THE EXERCISE
Tally up the lines below that include the word "ainda". Answer with the number alone.

— start of ITEMS —

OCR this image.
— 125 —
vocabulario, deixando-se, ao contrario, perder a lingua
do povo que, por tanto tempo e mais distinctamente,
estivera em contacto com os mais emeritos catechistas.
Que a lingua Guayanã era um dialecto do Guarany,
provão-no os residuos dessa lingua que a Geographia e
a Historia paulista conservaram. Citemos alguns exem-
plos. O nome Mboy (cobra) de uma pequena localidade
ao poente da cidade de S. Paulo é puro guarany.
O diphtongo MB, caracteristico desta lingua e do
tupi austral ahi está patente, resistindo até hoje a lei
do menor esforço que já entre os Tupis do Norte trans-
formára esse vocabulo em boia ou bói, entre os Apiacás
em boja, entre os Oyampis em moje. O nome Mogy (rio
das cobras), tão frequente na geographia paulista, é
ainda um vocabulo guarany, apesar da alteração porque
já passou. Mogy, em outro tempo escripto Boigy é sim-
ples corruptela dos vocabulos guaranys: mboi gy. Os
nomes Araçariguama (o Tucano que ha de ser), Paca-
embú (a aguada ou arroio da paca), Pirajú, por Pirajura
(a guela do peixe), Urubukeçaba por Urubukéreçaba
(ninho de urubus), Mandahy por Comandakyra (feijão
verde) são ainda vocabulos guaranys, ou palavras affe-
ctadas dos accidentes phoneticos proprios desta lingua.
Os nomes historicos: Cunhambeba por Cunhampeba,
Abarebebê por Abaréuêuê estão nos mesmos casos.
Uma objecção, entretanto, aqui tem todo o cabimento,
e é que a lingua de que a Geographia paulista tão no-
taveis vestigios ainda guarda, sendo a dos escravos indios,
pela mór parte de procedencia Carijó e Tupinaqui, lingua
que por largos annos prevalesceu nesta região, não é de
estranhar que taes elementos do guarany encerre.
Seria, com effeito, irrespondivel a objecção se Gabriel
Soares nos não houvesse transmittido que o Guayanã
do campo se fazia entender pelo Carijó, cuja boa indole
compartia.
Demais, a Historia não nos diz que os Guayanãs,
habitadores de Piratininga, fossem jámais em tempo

— end of ITEMS —

IN RESPONSE
3